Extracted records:
▼▼▼

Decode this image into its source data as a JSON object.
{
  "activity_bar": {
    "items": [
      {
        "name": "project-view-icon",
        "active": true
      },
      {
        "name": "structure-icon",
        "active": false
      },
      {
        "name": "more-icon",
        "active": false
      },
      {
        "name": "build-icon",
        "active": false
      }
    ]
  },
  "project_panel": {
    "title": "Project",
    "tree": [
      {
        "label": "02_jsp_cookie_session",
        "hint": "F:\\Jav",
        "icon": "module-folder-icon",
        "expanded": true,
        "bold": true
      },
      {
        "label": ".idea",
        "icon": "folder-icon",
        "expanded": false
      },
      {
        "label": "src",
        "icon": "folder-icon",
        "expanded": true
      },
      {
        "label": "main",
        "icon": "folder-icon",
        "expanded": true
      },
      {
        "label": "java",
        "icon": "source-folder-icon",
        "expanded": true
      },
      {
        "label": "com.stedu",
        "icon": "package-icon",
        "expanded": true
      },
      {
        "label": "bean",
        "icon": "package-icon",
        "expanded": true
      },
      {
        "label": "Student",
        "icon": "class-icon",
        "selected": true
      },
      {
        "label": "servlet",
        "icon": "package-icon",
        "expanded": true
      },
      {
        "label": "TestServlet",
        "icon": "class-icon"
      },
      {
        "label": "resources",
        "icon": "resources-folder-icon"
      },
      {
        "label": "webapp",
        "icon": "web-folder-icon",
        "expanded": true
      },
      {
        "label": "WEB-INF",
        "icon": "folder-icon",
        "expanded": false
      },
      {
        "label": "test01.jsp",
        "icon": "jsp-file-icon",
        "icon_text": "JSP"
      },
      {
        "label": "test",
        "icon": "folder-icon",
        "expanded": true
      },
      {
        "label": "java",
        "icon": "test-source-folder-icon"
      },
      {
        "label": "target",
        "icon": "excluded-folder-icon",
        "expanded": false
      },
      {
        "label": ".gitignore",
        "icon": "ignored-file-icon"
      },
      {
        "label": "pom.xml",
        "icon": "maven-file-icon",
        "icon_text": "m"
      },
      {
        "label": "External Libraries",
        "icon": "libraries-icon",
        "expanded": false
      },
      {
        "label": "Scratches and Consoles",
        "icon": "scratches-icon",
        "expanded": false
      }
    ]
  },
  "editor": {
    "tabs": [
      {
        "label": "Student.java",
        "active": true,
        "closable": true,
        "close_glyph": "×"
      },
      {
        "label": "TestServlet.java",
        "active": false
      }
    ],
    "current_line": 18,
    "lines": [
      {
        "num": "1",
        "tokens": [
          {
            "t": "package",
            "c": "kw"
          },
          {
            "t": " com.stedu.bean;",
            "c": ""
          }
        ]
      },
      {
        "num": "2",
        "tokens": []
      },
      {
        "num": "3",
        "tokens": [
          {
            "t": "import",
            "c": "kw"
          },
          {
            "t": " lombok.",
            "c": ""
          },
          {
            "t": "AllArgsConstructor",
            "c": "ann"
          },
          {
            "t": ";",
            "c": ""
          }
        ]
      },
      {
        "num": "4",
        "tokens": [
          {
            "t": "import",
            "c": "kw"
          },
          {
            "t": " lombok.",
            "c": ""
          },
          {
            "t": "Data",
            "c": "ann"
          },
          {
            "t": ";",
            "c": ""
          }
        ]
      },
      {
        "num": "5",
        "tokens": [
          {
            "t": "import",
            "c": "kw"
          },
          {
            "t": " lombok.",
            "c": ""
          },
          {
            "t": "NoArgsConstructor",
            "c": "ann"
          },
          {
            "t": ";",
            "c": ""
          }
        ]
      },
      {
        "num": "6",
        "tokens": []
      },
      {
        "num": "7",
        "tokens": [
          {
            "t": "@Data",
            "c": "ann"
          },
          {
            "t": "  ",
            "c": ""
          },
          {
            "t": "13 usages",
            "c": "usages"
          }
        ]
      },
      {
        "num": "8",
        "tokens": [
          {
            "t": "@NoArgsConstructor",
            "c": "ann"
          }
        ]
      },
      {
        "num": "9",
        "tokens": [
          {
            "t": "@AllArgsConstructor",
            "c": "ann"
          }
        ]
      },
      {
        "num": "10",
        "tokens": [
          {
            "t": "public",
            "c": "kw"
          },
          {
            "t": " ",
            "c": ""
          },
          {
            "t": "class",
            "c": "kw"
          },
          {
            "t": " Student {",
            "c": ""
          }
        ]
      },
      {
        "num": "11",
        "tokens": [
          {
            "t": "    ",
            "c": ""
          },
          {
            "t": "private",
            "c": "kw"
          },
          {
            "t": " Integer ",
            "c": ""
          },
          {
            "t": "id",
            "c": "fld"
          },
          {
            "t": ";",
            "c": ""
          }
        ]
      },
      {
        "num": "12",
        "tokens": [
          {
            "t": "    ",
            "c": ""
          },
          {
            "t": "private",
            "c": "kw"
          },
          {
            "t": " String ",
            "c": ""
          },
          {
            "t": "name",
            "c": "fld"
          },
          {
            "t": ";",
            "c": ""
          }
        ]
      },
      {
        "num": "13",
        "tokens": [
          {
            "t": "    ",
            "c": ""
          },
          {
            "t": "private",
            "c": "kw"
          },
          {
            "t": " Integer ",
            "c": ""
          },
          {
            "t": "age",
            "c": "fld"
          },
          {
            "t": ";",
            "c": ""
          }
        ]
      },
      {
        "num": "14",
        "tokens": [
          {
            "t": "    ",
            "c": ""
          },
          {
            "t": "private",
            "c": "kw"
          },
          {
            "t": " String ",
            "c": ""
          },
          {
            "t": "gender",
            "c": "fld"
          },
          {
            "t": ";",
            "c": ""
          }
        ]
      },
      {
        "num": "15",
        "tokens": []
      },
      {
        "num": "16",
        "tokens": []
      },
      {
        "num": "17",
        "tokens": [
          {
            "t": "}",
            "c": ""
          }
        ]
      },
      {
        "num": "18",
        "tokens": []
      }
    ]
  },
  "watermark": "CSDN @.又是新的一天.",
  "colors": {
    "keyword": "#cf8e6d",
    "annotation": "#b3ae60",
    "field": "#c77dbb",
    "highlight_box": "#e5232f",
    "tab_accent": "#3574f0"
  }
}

▲▲▲

Reproduce each record exactly, leaving nothing out.

Decode this image into its source data as a JSON object.
{
  "activity_bar": {
    "items": [
      {
        "name": "project-view-icon",
        "active": true
      },
      {
        "name": "structure-icon",
        "active": false
      },
      {
        "name": "more-icon",
        "active": false
      },
      {
        "name": "build-icon",
        "active": false
      }
    ]
  },
  "project_panel": {
    "title": "Project",
    "tree": [
      {
        "label": "02_jsp_cookie_session",
        "hint": "F:\\Jav",
        "icon": "module-folder-icon",
        "expanded": true,
        "bold": true
      },
      {
        "label": ".idea",
        "icon": "folder-icon",
        "expanded": false
      },
      {
        "label": "src",
        "icon": "folder-icon",
        "expanded": true
      },
      {
        "label": "main",
        "icon": "folder-icon",
        "expanded": true
      },
      {
        "label": "java",
        "icon": "source-folder-icon",
        "expanded": true
      },
      {
        "label": "com.stedu",
        "icon": "package-icon",
        "expanded": true
      },
      {
        "label": "bean",
        "icon": "package-icon",
        "expanded": true
      },
      {
        "label": "Student",
        "icon": "class-icon",
        "selected": true
      },
      {
        "label": "servlet",
        "icon": "package-icon",
        "expanded": true
      },
      {
        "label": "TestServlet",
        "icon": "class-icon"
      },
      {
        "label": "resources",
        "icon": "resources-folder-icon"
      },
      {
        "label": "webapp",
        "icon": "web-folder-icon",
        "expanded": true
      },
      {
        "label": "WEB-INF",
        "icon": "folder-icon",
        "expanded": false
      },
      {
        "label": "test01.jsp",
        "icon": "jsp-file-icon",
        "icon_text": "JSP"
      },
      {
        "label": "test",
        "icon": "folder-icon",
        "expanded": true
      },
      {
        "label": "java",
        "icon": "test-source-folder-icon"
      },
      {
        "label": "target",
        "icon": "excluded-folder-icon",
        "expanded": false
      },
      {
        "label": ".gitignore",
        "icon": "ignored-file-icon"
      },
      {
        "label": "pom.xml",
        "icon": "maven-file-icon",
        "icon_text": "m"
      },
      {
        "label": "External Libraries",
        "icon": "libraries-icon",
        "expanded": false
      },
      {
        "label": "Scratches and Consoles",
        "icon": "scratches-icon",
        "expanded": false
      }
    ]
  },
  "editor": {
    "tabs": [
      {
        "label": "Student.java",
        "active": true,
        "closable": true,
        "close_glyph": "×"
      },
      {
        "label": "TestServlet.java",
        "active": false
      }
    ],
    "current_line": 18,
    "lines": [
      {
        "num": "1",
        "tokens": [
          {
            "t": "package",
            "c": "kw"
          },
          {
            "t": " com.stedu.bean;",
            "c": ""
          }
        ]
      },
      {
        "num": "2",
        "tokens": []
      },
      {
        "num": "3",
        "tokens": [
          {
            "t": "import",
            "c": "kw"
          },
          {
            "t": " lombok.",
            "c": ""
          },
          {
            "t": "AllArgsConstructor",
            "c": "ann"
          },
          {
            "t": ";",
            "c": ""
          }
        ]
      },
      {
        "num": "4",
        "tokens": [
          {
            "t": "import",
            "c": "kw"
          },
          {
            "t": " lombok.",
            "c": ""
          },
          {
            "t": "Data",
            "c": "ann"
          },
          {
            "t": ";",
            "c": ""
          }
        ]
      },
      {
        "num": "5",
        "tokens": [
          {
            "t": "import",
            "c": "kw"
          },
          {
            "t": " lombok.",
            "c": ""
          },
          {
            "t": "NoArgsConstructor",
            "c": "ann"
          },
          {
            "t": ";",
            "c": ""
          }
        ]
      },
      {
        "num": "6",
        "tokens": []
      },
      {
        "num": "7",
        "tokens": [
          {
            "t": "@Data",
            "c": "ann"
          },
          {
            "t": "  ",
            "c": ""
          },
          {
            "t": "13 usages",
            "c": "usages"
          }
        ]
      },
      {
        "num": "8",
        "tokens": [
          {
            "t": "@NoArgsConstructor",
            "c": "ann"
          }
        ]
      },
      {
        "num": "9",
        "tokens": [
          {
            "t": "@AllArgsConstructor",
            "c": "ann"
          }
        ]
      },
      {
        "num": "10",
        "tokens": [
          {
            "t": "public",
            "c": "kw"
          },
          {
            "t": " ",
            "c": ""
          },
          {
            "t": "class",
            "c": "kw"
          },
          {
            "t": " Student {",
            "c": ""
          }
        ]
      },
      {
        "num": "11",
        "tokens": [
          {
            "t": "    ",
            "c": ""
          },
          {
            "t": "private",
            "c": "kw"
          },
          {
            "t": " Integer ",
            "c": ""
          },
          {
            "t": "id",
            "c": "fld"
          },
          {
            "t": ";",
            "c": ""
          }
        ]
      },
      {
        "num": "12",
        "tokens": [
          {
            "t": "    ",
            "c": ""
          },
          {
            "t": "private",
            "c": "kw"
          },
          {
            "t": " String ",
            "c": ""
          },
          {
            "t": "name",
            "c": "fld"
          },
          {
            "t": ";",
            "c": ""
          }
        ]
      },
      {
        "num": "13",
        "tokens": [
          {
            "t": "    ",
            "c": ""
          },
          {
            "t": "private",
            "c": "kw"
          },
          {
            "t": " Integer ",
            "c": ""
          },
          {
            "t": "age",
            "c": "fld"
          },
          {
            "t": ";",
            "c": ""
          }
        ]
      },
      {
        "num": "14",
        "tokens": [
          {
            "t": "    ",
            "c": ""
          },
          {
            "t": "private",
            "c": "kw"
          },
          {
            "t": " String ",
            "c": ""
          },
          {
            "t": "gender",
            "c": "fld"
          },
          {
            "t": ";",
            "c": ""
          }
        ]
      },
      {
        "num": "15",
        "tokens": []
      },
      {
        "num": "16",
        "tokens": []
      },
      {
        "num": "17",
        "tokens": [
          {
            "t": "}",
            "c": ""
          }
        ]
      },
      {
        "num": "18",
        "tokens": []
      }
    ]
  },
  "watermark": "CSDN @.又是新的一天.",
  "colors": {
    "keyword": "#cf8e6d",
    "annotation": "#b3ae60",
    "field": "#c77dbb",
    "highlight_box": "#e5232f",
    "tab_accent": "#3574f0"
  }
}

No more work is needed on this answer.